| Instructions to follow |
Pull every line that holds the word "title" from the entries.

- - -

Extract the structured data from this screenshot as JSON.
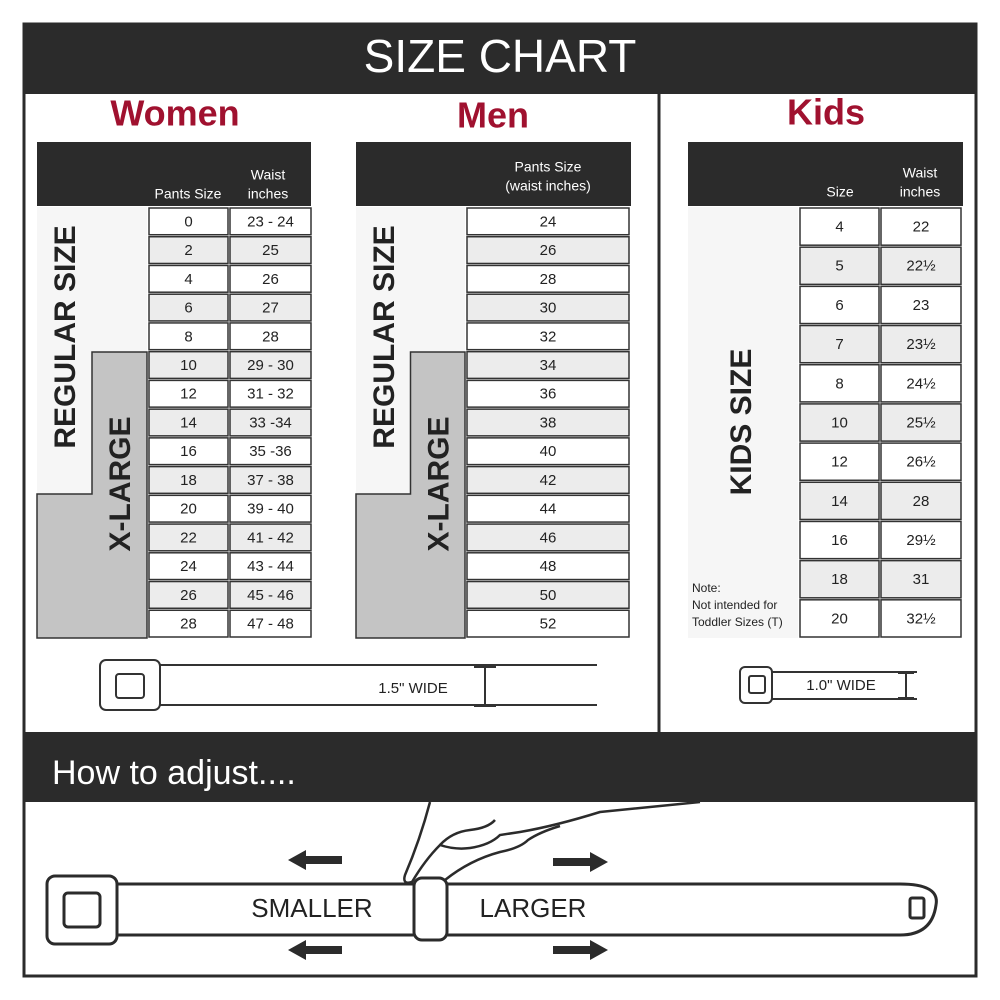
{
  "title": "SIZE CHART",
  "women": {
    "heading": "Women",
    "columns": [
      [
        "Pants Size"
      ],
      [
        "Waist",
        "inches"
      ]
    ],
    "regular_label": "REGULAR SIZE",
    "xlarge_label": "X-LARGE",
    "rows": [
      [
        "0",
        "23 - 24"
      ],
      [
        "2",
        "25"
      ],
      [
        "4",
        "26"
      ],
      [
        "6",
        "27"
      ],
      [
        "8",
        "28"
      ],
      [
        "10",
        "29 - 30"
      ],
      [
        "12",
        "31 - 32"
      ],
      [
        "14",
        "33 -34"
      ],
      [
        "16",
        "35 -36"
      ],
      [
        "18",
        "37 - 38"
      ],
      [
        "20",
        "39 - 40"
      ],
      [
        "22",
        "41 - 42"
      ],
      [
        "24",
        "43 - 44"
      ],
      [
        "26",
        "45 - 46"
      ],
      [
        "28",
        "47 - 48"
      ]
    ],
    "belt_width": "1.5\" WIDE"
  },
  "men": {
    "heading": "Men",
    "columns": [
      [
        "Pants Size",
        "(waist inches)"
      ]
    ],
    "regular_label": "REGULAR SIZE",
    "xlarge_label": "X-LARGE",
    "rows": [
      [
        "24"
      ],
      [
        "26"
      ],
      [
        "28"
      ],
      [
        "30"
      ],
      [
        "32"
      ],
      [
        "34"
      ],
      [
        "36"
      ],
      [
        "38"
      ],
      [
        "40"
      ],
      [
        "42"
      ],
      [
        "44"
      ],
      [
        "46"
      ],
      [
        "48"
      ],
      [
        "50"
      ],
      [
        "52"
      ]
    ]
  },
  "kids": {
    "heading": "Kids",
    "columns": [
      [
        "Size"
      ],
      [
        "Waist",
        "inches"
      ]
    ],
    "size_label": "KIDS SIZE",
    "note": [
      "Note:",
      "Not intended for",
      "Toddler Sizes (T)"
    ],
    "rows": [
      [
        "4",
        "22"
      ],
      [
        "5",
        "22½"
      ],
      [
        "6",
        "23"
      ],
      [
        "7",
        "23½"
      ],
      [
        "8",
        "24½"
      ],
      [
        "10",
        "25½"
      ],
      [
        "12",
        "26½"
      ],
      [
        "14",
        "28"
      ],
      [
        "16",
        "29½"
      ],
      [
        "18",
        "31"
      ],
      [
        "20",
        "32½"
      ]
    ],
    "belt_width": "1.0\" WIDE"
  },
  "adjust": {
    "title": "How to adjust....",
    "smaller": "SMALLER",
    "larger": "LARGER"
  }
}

- - -

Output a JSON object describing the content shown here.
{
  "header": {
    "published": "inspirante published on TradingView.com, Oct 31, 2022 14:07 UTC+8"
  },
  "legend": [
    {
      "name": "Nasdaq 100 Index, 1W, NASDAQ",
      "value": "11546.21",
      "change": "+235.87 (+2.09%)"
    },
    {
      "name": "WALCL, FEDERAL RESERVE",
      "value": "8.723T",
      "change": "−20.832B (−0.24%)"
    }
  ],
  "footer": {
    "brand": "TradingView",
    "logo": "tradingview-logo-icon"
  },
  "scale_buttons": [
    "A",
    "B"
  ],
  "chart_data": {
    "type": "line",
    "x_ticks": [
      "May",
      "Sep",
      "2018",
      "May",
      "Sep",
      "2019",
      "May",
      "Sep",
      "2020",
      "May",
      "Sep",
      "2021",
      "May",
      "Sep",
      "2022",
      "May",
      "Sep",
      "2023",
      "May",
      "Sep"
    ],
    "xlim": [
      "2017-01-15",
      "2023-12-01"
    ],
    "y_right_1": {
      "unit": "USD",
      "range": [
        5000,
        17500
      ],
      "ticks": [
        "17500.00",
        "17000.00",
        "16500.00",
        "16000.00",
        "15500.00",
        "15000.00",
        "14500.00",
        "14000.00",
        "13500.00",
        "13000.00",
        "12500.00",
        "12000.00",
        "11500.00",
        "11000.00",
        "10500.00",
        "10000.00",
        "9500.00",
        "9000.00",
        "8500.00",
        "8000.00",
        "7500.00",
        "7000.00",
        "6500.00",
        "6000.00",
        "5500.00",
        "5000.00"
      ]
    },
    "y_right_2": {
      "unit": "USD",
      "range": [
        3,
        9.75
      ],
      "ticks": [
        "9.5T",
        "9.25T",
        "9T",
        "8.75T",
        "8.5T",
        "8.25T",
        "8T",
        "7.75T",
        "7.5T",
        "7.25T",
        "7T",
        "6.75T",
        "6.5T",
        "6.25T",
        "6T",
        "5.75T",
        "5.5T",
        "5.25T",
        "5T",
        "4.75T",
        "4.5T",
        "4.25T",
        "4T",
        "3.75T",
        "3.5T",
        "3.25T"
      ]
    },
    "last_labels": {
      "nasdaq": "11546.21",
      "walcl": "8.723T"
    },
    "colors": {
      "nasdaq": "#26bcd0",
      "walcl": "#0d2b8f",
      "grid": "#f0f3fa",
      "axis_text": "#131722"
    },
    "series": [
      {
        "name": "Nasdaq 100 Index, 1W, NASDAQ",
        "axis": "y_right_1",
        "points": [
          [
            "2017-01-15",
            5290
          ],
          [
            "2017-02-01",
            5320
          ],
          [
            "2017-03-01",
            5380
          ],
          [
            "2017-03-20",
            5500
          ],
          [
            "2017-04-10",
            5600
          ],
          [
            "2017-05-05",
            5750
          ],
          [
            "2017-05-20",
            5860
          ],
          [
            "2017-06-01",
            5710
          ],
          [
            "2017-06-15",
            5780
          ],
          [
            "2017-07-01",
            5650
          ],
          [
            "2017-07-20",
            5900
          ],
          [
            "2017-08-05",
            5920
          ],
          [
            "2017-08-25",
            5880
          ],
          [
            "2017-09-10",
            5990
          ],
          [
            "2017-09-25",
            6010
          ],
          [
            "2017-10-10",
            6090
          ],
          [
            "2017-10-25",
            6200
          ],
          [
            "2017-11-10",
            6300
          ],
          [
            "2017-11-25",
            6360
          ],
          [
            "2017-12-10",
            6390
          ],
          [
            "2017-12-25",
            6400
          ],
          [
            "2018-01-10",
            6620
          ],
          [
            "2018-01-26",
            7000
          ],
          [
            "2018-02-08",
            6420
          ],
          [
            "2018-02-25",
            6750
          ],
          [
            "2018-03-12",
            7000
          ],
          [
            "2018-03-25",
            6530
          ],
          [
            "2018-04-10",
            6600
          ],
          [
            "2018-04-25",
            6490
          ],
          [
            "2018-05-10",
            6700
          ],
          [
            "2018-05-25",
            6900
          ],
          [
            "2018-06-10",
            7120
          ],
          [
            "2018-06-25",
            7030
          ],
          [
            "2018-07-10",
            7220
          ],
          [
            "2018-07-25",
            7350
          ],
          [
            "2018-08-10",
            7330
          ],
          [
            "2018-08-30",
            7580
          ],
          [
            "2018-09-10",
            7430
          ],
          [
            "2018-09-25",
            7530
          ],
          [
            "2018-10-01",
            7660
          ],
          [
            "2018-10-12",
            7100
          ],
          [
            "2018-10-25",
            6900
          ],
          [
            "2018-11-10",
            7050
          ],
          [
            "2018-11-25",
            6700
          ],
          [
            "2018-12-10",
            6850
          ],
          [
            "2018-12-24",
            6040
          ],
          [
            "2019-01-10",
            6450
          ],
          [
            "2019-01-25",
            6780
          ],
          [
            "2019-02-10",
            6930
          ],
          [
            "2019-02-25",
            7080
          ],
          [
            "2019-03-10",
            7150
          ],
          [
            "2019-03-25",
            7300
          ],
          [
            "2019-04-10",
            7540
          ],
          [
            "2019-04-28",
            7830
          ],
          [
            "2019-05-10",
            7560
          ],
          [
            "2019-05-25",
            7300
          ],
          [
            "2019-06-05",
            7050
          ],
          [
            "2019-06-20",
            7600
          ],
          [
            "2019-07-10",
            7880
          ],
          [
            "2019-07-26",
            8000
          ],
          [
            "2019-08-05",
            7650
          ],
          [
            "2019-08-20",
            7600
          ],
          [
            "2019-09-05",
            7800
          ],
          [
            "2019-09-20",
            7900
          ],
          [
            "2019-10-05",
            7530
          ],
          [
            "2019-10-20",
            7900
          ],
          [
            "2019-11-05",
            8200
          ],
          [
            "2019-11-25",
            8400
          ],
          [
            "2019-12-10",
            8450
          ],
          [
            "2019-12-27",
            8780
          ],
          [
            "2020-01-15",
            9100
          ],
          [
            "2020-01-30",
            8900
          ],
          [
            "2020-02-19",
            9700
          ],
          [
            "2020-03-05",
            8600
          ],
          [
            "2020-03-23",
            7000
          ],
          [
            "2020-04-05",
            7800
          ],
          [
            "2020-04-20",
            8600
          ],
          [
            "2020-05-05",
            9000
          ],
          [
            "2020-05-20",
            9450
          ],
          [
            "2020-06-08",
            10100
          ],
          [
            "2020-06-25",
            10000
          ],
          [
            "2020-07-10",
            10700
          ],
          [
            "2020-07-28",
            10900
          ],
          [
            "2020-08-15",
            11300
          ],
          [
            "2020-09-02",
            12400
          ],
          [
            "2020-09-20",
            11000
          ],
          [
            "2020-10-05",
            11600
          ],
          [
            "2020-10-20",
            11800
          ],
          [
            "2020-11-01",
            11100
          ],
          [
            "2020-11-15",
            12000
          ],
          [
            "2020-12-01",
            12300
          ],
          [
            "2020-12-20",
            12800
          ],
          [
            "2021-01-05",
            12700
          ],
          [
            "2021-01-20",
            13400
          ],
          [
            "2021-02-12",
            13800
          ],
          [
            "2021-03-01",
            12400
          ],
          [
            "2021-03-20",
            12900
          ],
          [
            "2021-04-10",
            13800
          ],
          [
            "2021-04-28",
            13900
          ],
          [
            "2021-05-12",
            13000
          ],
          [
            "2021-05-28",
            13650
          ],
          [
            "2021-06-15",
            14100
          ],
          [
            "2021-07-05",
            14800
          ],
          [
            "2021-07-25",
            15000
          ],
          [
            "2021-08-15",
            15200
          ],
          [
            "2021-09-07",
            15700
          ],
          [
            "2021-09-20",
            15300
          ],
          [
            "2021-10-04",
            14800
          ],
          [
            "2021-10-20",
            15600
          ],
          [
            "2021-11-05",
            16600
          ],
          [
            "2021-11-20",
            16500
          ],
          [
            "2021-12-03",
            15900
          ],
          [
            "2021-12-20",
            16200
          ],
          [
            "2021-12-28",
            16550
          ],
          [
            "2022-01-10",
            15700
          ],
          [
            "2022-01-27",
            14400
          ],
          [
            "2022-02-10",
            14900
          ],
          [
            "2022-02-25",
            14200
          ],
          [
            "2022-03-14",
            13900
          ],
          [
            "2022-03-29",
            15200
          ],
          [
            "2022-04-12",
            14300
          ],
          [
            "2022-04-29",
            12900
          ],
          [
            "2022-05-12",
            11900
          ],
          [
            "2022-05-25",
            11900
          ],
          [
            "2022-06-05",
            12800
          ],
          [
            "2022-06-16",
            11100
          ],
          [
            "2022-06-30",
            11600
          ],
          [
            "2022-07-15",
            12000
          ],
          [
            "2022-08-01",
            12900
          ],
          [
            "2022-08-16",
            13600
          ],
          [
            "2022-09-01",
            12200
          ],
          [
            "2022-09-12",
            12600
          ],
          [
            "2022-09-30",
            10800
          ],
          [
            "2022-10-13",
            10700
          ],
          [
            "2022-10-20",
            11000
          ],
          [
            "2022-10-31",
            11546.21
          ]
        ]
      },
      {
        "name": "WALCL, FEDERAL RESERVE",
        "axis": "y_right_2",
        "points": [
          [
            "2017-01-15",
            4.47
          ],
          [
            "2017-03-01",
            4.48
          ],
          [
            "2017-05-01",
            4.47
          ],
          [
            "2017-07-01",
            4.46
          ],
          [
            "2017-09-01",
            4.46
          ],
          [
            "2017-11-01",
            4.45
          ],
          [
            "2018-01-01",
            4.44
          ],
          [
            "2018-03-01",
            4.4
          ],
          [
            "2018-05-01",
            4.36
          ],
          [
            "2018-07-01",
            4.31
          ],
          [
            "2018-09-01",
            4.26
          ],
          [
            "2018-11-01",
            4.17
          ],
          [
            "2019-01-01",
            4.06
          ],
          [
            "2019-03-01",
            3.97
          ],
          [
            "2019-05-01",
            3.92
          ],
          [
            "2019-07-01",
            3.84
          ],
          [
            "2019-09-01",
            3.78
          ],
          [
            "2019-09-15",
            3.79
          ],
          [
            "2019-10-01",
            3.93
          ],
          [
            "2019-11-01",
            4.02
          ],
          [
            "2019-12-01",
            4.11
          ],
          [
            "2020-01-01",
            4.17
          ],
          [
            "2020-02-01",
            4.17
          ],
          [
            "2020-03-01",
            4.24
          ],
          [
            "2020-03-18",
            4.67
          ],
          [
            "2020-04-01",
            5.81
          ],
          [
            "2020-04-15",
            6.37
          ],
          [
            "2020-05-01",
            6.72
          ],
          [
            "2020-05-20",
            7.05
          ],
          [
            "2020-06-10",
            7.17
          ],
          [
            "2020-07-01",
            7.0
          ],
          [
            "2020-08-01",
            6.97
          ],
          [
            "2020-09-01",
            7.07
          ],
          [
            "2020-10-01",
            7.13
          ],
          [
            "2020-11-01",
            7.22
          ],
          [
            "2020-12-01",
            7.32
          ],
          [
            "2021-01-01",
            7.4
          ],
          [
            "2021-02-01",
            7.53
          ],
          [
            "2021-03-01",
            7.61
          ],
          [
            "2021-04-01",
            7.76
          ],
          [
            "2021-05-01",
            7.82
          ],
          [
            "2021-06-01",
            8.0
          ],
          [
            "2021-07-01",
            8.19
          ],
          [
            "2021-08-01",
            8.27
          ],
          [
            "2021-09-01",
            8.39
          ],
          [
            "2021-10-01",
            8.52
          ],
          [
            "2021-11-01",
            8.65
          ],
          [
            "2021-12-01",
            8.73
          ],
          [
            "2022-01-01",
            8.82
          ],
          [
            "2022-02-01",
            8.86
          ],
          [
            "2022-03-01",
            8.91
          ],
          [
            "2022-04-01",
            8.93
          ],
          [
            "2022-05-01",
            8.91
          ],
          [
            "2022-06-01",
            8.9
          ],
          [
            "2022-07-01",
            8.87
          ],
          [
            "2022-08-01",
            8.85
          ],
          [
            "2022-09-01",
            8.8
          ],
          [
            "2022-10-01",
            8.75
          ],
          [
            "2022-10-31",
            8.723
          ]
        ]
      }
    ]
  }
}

- - -

| Task solution |
  "title": "SIZE CHART",
    "title": "How to adjust....",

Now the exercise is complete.